**Prompt**
Omit the pictures, then reproduce every remaining record exactly.
[start Dataset content]
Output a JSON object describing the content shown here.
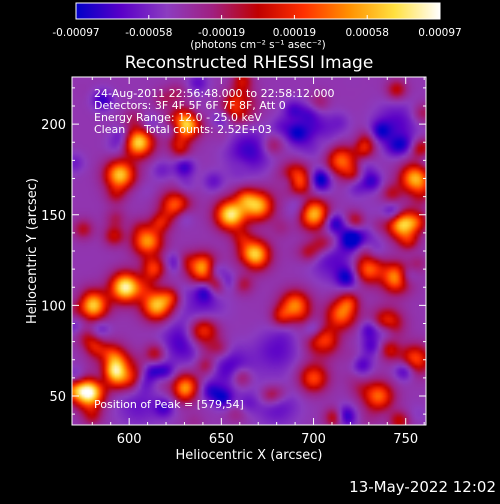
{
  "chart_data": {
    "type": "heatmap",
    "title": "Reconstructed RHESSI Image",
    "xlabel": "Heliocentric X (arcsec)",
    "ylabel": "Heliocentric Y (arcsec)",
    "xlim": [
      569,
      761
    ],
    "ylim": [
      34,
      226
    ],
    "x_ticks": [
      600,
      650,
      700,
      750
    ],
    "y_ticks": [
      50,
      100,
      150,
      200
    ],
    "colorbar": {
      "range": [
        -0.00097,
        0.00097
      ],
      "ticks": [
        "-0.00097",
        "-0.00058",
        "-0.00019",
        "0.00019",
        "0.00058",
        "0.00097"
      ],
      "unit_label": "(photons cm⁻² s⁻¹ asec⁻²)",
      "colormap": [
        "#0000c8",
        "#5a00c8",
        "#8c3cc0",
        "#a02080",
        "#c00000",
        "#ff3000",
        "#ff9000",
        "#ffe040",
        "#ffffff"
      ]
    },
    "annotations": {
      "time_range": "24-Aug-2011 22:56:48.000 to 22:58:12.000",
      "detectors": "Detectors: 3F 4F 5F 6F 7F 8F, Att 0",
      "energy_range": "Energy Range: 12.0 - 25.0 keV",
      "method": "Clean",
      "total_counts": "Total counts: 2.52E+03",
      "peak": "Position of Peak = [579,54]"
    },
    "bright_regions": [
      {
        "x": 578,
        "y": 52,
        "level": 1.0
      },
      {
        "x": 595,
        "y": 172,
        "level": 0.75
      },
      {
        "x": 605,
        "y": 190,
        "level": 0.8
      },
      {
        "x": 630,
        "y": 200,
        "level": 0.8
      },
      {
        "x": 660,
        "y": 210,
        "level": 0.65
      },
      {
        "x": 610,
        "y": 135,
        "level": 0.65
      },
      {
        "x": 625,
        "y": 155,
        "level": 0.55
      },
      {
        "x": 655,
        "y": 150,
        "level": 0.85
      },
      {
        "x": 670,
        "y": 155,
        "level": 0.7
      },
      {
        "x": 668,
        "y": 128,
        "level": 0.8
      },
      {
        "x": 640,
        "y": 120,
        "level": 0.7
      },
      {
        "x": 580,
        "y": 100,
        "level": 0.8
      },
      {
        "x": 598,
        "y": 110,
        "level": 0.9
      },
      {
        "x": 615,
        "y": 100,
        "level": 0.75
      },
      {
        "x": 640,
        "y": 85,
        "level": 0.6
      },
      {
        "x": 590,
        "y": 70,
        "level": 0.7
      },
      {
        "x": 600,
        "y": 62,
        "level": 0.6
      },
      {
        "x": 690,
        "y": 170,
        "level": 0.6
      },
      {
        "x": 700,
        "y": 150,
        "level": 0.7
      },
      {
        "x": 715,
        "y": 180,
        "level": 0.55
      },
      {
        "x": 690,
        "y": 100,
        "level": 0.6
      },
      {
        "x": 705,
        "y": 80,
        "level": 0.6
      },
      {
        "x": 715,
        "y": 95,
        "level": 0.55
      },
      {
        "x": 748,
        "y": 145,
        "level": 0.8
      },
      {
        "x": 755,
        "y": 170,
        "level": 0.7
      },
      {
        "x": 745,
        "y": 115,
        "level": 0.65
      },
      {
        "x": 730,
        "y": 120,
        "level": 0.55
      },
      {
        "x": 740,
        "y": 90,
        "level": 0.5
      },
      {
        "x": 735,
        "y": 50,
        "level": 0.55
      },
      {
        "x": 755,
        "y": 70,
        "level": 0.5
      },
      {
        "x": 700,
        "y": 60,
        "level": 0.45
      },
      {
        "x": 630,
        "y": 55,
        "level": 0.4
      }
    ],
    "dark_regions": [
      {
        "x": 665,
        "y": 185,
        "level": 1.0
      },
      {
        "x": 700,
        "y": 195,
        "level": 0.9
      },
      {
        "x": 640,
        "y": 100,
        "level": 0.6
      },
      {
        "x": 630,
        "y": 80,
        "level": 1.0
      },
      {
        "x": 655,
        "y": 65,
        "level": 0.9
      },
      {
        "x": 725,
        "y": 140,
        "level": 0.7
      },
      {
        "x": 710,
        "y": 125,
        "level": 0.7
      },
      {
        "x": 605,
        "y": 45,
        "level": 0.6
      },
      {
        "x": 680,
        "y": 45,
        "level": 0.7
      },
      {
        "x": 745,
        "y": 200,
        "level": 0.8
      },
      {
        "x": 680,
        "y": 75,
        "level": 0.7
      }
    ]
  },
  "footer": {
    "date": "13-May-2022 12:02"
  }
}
[end Dataset content]
**Complete answer**
Output a JSON object describing the content shown here.
{
  "chart_data": {
    "type": "heatmap",
    "title": "Reconstructed RHESSI Image",
    "xlabel": "Heliocentric X (arcsec)",
    "ylabel": "Heliocentric Y (arcsec)",
    "xlim": [
      569,
      761
    ],
    "ylim": [
      34,
      226
    ],
    "x_ticks": [
      600,
      650,
      700,
      750
    ],
    "y_ticks": [
      50,
      100,
      150,
      200
    ],
    "colorbar": {
      "range": [
        -0.00097,
        0.00097
      ],
      "ticks": [
        "-0.00097",
        "-0.00058",
        "-0.00019",
        "0.00019",
        "0.00058",
        "0.00097"
      ],
      "unit_label": "(photons cm⁻² s⁻¹ asec⁻²)",
      "colormap": [
        "#0000c8",
        "#5a00c8",
        "#8c3cc0",
        "#a02080",
        "#c00000",
        "#ff3000",
        "#ff9000",
        "#ffe040",
        "#ffffff"
      ]
    },
    "annotations": {
      "time_range": "24-Aug-2011 22:56:48.000 to 22:58:12.000",
      "detectors": "Detectors: 3F 4F 5F 6F 7F 8F, Att 0",
      "energy_range": "Energy Range: 12.0 - 25.0 keV",
      "method": "Clean",
      "total_counts": "Total counts: 2.52E+03",
      "peak": "Position of Peak = [579,54]"
    },
    "bright_regions": [
      {
        "x": 578,
        "y": 52,
        "level": 1.0
      },
      {
        "x": 595,
        "y": 172,
        "level": 0.75
      },
      {
        "x": 605,
        "y": 190,
        "level": 0.8
      },
      {
        "x": 630,
        "y": 200,
        "level": 0.8
      },
      {
        "x": 660,
        "y": 210,
        "level": 0.65
      },
      {
        "x": 610,
        "y": 135,
        "level": 0.65
      },
      {
        "x": 625,
        "y": 155,
        "level": 0.55
      },
      {
        "x": 655,
        "y": 150,
        "level": 0.85
      },
      {
        "x": 670,
        "y": 155,
        "level": 0.7
      },
      {
        "x": 668,
        "y": 128,
        "level": 0.8
      },
      {
        "x": 640,
        "y": 120,
        "level": 0.7
      },
      {
        "x": 580,
        "y": 100,
        "level": 0.8
      },
      {
        "x": 598,
        "y": 110,
        "level": 0.9
      },
      {
        "x": 615,
        "y": 100,
        "level": 0.75
      },
      {
        "x": 640,
        "y": 85,
        "level": 0.6
      },
      {
        "x": 590,
        "y": 70,
        "level": 0.7
      },
      {
        "x": 600,
        "y": 62,
        "level": 0.6
      },
      {
        "x": 690,
        "y": 170,
        "level": 0.6
      },
      {
        "x": 700,
        "y": 150,
        "level": 0.7
      },
      {
        "x": 715,
        "y": 180,
        "level": 0.55
      },
      {
        "x": 690,
        "y": 100,
        "level": 0.6
      },
      {
        "x": 705,
        "y": 80,
        "level": 0.6
      },
      {
        "x": 715,
        "y": 95,
        "level": 0.55
      },
      {
        "x": 748,
        "y": 145,
        "level": 0.8
      },
      {
        "x": 755,
        "y": 170,
        "level": 0.7
      },
      {
        "x": 745,
        "y": 115,
        "level": 0.65
      },
      {
        "x": 730,
        "y": 120,
        "level": 0.55
      },
      {
        "x": 740,
        "y": 90,
        "level": 0.5
      },
      {
        "x": 735,
        "y": 50,
        "level": 0.55
      },
      {
        "x": 755,
        "y": 70,
        "level": 0.5
      },
      {
        "x": 700,
        "y": 60,
        "level": 0.45
      },
      {
        "x": 630,
        "y": 55,
        "level": 0.4
      }
    ],
    "dark_regions": [
      {
        "x": 665,
        "y": 185,
        "level": 1.0
      },
      {
        "x": 700,
        "y": 195,
        "level": 0.9
      },
      {
        "x": 640,
        "y": 100,
        "level": 0.6
      },
      {
        "x": 630,
        "y": 80,
        "level": 1.0
      },
      {
        "x": 655,
        "y": 65,
        "level": 0.9
      },
      {
        "x": 725,
        "y": 140,
        "level": 0.7
      },
      {
        "x": 710,
        "y": 125,
        "level": 0.7
      },
      {
        "x": 605,
        "y": 45,
        "level": 0.6
      },
      {
        "x": 680,
        "y": 45,
        "level": 0.7
      },
      {
        "x": 745,
        "y": 200,
        "level": 0.8
      },
      {
        "x": 680,
        "y": 75,
        "level": 0.7
      }
    ]
  },
  "footer": {
    "date": "13-May-2022 12:02"
  }
}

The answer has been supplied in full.